**Page extract**.
--- BEGIN ---

I own two of the three brands and I agree with the statements above...


----------



## publandlord (Aug 15, 2006)

ronin26 said:


> I just ordered my first Hamilton. I chose the Hammy because of the history and that again it is a "watch persons" watch.


Ya but you just advertised that you're a "watch person", which is no different an act to purchasing any other kind of watch with which you choose to "advertise". If you think choosing a non-Tag watch advertised that you are somehow a better person than someone who chooses a Tag... well, ya just advertised that you're prejudiced, for a start.

If there one thing to be said against Tag it's that they're very expensive for the spec you get. But then so is Oris, which is a shadow of the bargain - relatively speaking - it used to be.


----------



## ronin26 (Jan 5, 2011)

I don't think I'm better than anyone, I just choose to purchase stuff I appreciate for more than brand recognition.


----------



## scoot (Apr 16, 2011)

I have a 15 year old TAG 2000 automatic, a recent Oris Day Date and two year old Hamilton Viewmatic. In terms of build quality, I have to give the TAG the blue ribbon. After about 13 years of daily wear and intermittent over the past two, it looks and works as well as ever. The Oris and Hamilton are great watches but they will need many thousands of hours of use before I can say they are the equal of the TAG.


----------



## zephyrnoid (Mar 12, 2011)

Since you asked about name brand CACHÉ, that's what I'll address. 
TAG is the only one that I've owned ( A Link SEl Professional in Silver w/ Black dial). I give it top marks as it has fulfilled my EDC watch requirements and gets "oooh ah" from the ladies that always ask me if I've golfed with Tiger Woods. Ah hah! You see. Brands do matter when it comes to Caché. Having said that, I'm certain the other brands that you cited will have their 'followers' rank them differently. Who are the Hamilton and Oris ambassadors?
Aside: My TAG keeps perfect time ( it's a quartz) but the date dial is broken . Oh well! The ladies don't care if it even runs


----------



## ats0281 (Jun 27, 2010)

ORIS(Independent Co) is No1 - No doubt - feels great wearing ORIS Diver:-!
My tt1 keeps great time for 6 years.
I don't know much about Hamilton(Swatch Group) but they seem to change their model very fast.
I had Heuer Diver(before Tag) and I liked it very much.
But Tag(LVMH Group) is a little cluttered and fancy for my taste and over advertised with those ambassador from Hollywood movie :-s It's just not for me anymore - find a bit tacky:roll:


----------



## wilfreb (Jul 10, 2007)

i own Oris and Tag, not hamilton.

brand, yes i like a known brand, i wouldnt paid $9000 usd for my DeepSea if it wasnt a rolex, a brand means quality, resale value, and heritage, and you have to pay for that.

--- END ---

**What you need to do**.
1. In the watch brand thread, what part of zephyrnoid's TAG is broken?
2. Output the watch brand thread passage that begins at the words "Aside: My TAG" and stops after "(Jun 27, 2010)".
3. Pick up the watch brand forum thread where it stops and carry it on.
The records are separate material, unrelated to the watch brand thread.

**Element and coordinate records**.
--- BEGIN ---

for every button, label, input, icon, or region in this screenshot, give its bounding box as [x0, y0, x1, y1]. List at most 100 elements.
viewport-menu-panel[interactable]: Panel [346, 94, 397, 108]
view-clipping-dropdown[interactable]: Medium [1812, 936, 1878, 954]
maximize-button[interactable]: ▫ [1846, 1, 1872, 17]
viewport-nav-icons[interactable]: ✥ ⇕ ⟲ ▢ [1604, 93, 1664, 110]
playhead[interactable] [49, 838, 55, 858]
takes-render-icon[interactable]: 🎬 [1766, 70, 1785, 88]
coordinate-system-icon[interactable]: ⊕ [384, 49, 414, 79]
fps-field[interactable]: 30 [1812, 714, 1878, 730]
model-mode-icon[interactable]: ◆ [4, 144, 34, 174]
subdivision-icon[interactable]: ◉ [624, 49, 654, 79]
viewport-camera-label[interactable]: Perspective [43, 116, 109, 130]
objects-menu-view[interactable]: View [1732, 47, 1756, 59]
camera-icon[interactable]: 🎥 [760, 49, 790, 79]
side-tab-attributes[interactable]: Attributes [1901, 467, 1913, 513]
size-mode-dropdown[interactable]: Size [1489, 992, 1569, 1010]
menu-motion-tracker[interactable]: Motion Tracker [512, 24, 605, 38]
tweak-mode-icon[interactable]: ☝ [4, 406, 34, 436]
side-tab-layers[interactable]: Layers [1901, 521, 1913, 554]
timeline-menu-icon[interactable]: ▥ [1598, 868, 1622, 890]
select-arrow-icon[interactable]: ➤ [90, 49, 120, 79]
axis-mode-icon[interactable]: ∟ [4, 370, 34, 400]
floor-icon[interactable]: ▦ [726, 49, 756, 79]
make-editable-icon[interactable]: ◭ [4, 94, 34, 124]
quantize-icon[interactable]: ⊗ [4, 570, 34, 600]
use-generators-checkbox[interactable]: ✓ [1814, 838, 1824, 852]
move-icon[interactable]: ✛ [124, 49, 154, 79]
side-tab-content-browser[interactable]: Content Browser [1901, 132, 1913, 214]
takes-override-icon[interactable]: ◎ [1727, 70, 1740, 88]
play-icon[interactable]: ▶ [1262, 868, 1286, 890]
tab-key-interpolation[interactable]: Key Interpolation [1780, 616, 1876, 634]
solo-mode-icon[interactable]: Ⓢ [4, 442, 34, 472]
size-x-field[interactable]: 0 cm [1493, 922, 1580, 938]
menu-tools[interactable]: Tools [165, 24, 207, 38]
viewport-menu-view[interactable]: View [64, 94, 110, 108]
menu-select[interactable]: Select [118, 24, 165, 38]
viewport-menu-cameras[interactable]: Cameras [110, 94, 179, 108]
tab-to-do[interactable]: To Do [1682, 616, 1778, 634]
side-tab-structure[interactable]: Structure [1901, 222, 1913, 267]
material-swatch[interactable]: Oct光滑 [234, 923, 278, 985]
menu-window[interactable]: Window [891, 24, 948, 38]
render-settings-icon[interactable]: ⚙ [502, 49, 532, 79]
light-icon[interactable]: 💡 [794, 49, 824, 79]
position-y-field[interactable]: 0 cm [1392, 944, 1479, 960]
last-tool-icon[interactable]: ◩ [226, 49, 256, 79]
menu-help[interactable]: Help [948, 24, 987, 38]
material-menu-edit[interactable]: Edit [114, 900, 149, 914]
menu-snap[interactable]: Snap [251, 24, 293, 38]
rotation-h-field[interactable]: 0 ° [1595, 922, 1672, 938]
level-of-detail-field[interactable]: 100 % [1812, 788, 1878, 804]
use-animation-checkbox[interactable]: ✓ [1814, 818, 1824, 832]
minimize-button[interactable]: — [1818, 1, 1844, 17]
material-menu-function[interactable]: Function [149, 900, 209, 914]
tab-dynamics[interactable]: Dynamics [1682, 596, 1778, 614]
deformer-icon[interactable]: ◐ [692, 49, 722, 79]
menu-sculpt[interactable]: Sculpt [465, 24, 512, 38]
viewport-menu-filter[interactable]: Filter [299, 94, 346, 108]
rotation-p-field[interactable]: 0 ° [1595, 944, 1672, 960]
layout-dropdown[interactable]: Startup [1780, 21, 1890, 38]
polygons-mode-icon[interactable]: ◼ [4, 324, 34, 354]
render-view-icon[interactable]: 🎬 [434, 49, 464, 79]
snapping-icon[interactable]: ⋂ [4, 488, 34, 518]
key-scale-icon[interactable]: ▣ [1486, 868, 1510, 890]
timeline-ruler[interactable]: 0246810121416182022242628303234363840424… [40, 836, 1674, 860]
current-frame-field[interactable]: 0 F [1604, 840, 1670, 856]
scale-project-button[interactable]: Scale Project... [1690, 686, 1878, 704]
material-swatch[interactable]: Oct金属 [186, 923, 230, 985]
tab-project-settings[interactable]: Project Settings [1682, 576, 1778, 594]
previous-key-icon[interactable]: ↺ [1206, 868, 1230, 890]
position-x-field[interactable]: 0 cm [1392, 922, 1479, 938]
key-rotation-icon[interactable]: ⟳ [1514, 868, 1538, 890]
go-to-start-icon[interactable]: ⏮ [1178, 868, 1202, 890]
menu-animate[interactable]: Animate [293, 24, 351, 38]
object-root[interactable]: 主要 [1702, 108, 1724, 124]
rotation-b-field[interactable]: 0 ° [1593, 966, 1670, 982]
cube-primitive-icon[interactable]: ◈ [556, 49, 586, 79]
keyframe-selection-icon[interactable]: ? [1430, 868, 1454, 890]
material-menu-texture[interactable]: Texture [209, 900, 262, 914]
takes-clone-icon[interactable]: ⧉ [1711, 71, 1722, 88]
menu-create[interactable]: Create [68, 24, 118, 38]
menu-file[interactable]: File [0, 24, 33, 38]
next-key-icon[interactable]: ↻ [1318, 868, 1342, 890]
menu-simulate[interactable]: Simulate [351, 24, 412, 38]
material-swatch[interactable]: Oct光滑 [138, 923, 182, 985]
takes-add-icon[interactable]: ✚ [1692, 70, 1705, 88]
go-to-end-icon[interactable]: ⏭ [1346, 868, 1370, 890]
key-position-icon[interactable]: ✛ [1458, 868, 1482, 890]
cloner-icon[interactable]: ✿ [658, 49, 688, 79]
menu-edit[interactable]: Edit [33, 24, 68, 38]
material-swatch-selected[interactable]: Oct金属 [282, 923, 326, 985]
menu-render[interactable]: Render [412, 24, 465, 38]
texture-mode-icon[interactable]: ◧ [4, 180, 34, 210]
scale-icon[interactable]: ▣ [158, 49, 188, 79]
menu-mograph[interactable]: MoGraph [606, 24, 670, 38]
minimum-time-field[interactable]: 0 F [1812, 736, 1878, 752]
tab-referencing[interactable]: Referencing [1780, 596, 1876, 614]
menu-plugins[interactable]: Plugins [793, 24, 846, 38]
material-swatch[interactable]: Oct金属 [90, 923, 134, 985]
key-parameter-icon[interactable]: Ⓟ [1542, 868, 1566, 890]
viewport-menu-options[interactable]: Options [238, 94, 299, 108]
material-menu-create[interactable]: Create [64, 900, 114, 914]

--- END ---

**Answers by task**.
1. The date dial.

2.
Aside: My TAG keeps perfect time ( it's a quartz) but the date dial is broken . Oh well! The ladies don't care if it even runs


----------



## ats0281 (Jun 27, 2010)

3.
when you buy a tag you get, quality, a known brand, and heritage, and that cost.

Tag has much better fit and finish than oris, better overall quality, but thats why tag is more expensive, oris is a great brand with very original designs, i love my tt1

tag is a true watch manufacturer, as they make all their cases, bracelets, dials, and some of the most unique movements ever produced.

do the math.


----------



## Watchyman (Mar 4, 2010)

TAG : Spends millions on advertisement and "Ambassadors" that's why it's more expensive, people recognize them. They DO MAKE NICE GOOD WATCHES, but the thing is, if someone notices your watch and then that same person checks TH's website they'll see DiCaprio and B. Pitt and they'll think "Oohhh, i can have the same watch as Brad Pitt" and therefore TH makes another sale.
ORIS: Does not have "Look at me i married Angelina Jolie after i divorced Jen Aniston" kinda ambassadors, but they do sponsor some interesting -maybe exclusive- kinda things like F1 and Carlos Coste the diver. Oh, they make NICE AND GOOD WATCHES TOO, so they are more of a conoisseur brand.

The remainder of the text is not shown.